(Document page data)
◇ ◇ ◇ ◇ ◇

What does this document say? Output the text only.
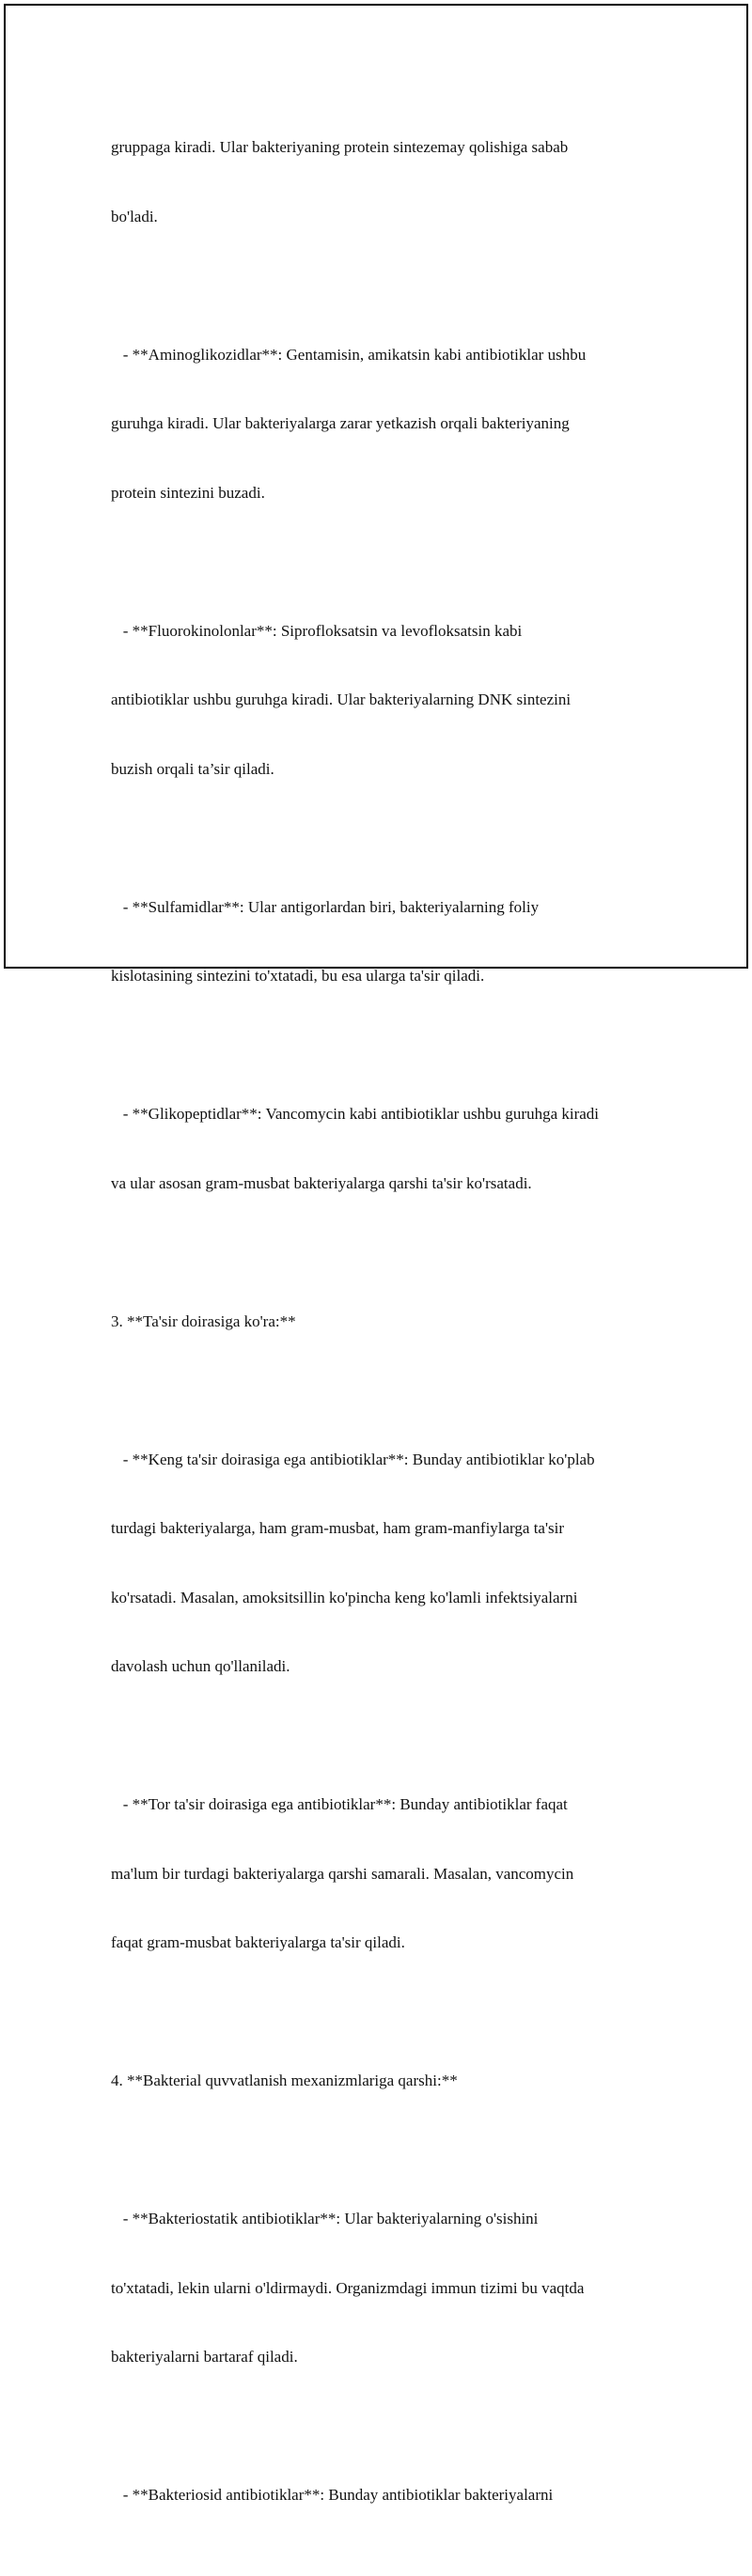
gruppaga kiradi. Ular bakteriyaning protein sintezemay qolishiga sabab

bo'ladi.

- **Aminoglikozidlar**: Gentamisin, amikatsin kabi antibiotiklar ushbu

guruhga kiradi. Ular bakteriyalarga zarar yetkazish orqali bakteriyaning

protein sintezini buzadi.

- **Fluorokinolonlar**: Siprofloksatsin va levofloksatsin kabi

antibiotiklar ushbu guruhga kiradi. Ular bakteriyalarning DNK sintezini

buzish orqali ta’sir qiladi.

- **Sulfamidlar**: Ular antigorlardan biri, bakteriyalarning foliy

kislotasining sintezini to'xtatadi, bu esa ularga ta'sir qiladi.

- **Glikopeptidlar**: Vancomycin kabi antibiotiklar ushbu guruhga kiradi

va ular asosan gram-musbat bakteriyalarga qarshi ta'sir ko'rsatadi.

3. **Ta'sir doirasiga ko'ra:**

- **Keng ta'sir doirasiga ega antibiotiklar**: Bunday antibiotiklar ko'plab

turdagi bakteriyalarga, ham gram-musbat, ham gram-manfiylarga ta'sir

ko'rsatadi. Masalan, amoksitsillin ko'pincha keng ko'lamli infektsiyalarni

davolash uchun qo'llaniladi.

- **Tor ta'sir doirasiga ega antibiotiklar**: Bunday antibiotiklar faqat

ma'lum bir turdagi bakteriyalarga qarshi samarali. Masalan, vancomycin

faqat gram-musbat bakteriyalarga ta'sir qiladi.

4. **Bakterial quvvatlanish mexanizmlariga qarshi:**

- **Bakteriostatik antibiotiklar**: Ular bakteriyalarning o'sishini

to'xtatadi, lekin ularni o'ldirmaydi. Organizmdagi immun tizimi bu vaqtda

bakteriyalarni bartaraf qiladi.

- **Bakteriosid antibiotiklar**: Bunday antibiotiklar bakteriyalarni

◇ ◇ ◇ ◇ ◇

Task directions —
In the records above, find each line holding "bakteriyaning" and copy it.

Response to the task —
gruppaga kiradi. Ular bakteriyaning protein sintezemay qolishiga sabab
guruhga kiradi. Ular bakteriyalarga zarar yetkazish orqali bakteriyaning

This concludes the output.